▶

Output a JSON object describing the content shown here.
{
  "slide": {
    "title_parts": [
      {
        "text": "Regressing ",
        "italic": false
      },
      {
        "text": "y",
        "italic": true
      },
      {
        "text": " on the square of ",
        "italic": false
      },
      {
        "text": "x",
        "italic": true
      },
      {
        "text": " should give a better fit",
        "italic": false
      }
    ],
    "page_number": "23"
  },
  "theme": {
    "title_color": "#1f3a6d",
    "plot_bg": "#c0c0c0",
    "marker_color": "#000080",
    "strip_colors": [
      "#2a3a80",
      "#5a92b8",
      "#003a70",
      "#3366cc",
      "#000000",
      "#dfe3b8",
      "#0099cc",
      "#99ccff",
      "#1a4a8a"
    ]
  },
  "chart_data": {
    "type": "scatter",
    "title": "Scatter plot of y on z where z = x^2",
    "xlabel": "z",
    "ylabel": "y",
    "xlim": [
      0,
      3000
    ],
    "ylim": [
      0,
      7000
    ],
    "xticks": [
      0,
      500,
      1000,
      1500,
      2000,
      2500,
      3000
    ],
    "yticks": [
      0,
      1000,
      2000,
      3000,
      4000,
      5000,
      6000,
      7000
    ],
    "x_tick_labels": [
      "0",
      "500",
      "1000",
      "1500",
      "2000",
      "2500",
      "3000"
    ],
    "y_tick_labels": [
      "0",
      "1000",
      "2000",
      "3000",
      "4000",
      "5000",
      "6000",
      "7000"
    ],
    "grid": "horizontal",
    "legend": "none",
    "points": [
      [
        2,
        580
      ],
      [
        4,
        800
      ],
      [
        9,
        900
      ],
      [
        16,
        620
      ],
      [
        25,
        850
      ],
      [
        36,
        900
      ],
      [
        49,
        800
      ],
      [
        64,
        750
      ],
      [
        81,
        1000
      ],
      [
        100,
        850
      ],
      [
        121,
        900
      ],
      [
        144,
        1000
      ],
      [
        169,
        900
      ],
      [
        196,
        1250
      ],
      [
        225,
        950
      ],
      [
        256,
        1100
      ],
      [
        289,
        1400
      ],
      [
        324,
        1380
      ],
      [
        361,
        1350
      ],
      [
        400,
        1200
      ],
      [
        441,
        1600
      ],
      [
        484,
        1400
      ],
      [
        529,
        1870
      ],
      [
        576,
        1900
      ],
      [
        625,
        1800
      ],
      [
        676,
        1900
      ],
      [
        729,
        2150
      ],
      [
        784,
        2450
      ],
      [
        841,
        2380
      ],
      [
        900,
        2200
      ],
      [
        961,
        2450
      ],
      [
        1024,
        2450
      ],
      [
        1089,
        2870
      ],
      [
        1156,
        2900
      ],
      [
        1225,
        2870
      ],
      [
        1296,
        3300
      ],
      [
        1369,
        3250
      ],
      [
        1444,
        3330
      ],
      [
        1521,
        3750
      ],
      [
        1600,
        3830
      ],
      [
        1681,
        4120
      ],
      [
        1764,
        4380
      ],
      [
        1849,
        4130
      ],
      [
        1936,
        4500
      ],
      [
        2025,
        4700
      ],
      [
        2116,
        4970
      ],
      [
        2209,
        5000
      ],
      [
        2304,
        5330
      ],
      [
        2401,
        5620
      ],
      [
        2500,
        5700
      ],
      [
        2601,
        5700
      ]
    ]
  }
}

◀

Written instruction: Copy out all of the records shown above exactly.

Final answer:
Output a JSON object describing the content shown here.
{
  "slide": {
    "title_parts": [
      {
        "text": "Regressing ",
        "italic": false
      },
      {
        "text": "y",
        "italic": true
      },
      {
        "text": " on the square of ",
        "italic": false
      },
      {
        "text": "x",
        "italic": true
      },
      {
        "text": " should give a better fit",
        "italic": false
      }
    ],
    "page_number": "23"
  },
  "theme": {
    "title_color": "#1f3a6d",
    "plot_bg": "#c0c0c0",
    "marker_color": "#000080",
    "strip_colors": [
      "#2a3a80",
      "#5a92b8",
      "#003a70",
      "#3366cc",
      "#000000",
      "#dfe3b8",
      "#0099cc",
      "#99ccff",
      "#1a4a8a"
    ]
  },
  "chart_data": {
    "type": "scatter",
    "title": "Scatter plot of y on z where z = x^2",
    "xlabel": "z",
    "ylabel": "y",
    "xlim": [
      0,
      3000
    ],
    "ylim": [
      0,
      7000
    ],
    "xticks": [
      0,
      500,
      1000,
      1500,
      2000,
      2500,
      3000
    ],
    "yticks": [
      0,
      1000,
      2000,
      3000,
      4000,
      5000,
      6000,
      7000
    ],
    "x_tick_labels": [
      "0",
      "500",
      "1000",
      "1500",
      "2000",
      "2500",
      "3000"
    ],
    "y_tick_labels": [
      "0",
      "1000",
      "2000",
      "3000",
      "4000",
      "5000",
      "6000",
      "7000"
    ],
    "grid": "horizontal",
    "legend": "none",
    "points": [
      [
        2,
        580
      ],
      [
        4,
        800
      ],
      [
        9,
        900
      ],
      [
        16,
        620
      ],
      [
        25,
        850
      ],
      [
        36,
        900
      ],
      [
        49,
        800
      ],
      [
        64,
        750
      ],
      [
        81,
        1000
      ],
      [
        100,
        850
      ],
      [
        121,
        900
      ],
      [
        144,
        1000
      ],
      [
        169,
        900
      ],
      [
        196,
        1250
      ],
      [
        225,
        950
      ],
      [
        256,
        1100
      ],
      [
        289,
        1400
      ],
      [
        324,
        1380
      ],
      [
        361,
        1350
      ],
      [
        400,
        1200
      ],
      [
        441,
        1600
      ],
      [
        484,
        1400
      ],
      [
        529,
        1870
      ],
      [
        576,
        1900
      ],
      [
        625,
        1800
      ],
      [
        676,
        1900
      ],
      [
        729,
        2150
      ],
      [
        784,
        2450
      ],
      [
        841,
        2380
      ],
      [
        900,
        2200
      ],
      [
        961,
        2450
      ],
      [
        1024,
        2450
      ],
      [
        1089,
        2870
      ],
      [
        1156,
        2900
      ],
      [
        1225,
        2870
      ],
      [
        1296,
        3300
      ],
      [
        1369,
        3250
      ],
      [
        1444,
        3330
      ],
      [
        1521,
        3750
      ],
      [
        1600,
        3830
      ],
      [
        1681,
        4120
      ],
      [
        1764,
        4380
      ],
      [
        1849,
        4130
      ],
      [
        1936,
        4500
      ],
      [
        2025,
        4700
      ],
      [
        2116,
        4970
      ],
      [
        2209,
        5000
      ],
      [
        2304,
        5330
      ],
      [
        2401,
        5620
      ],
      [
        2500,
        5700
      ],
      [
        2601,
        5700
      ]
    ]
  }
}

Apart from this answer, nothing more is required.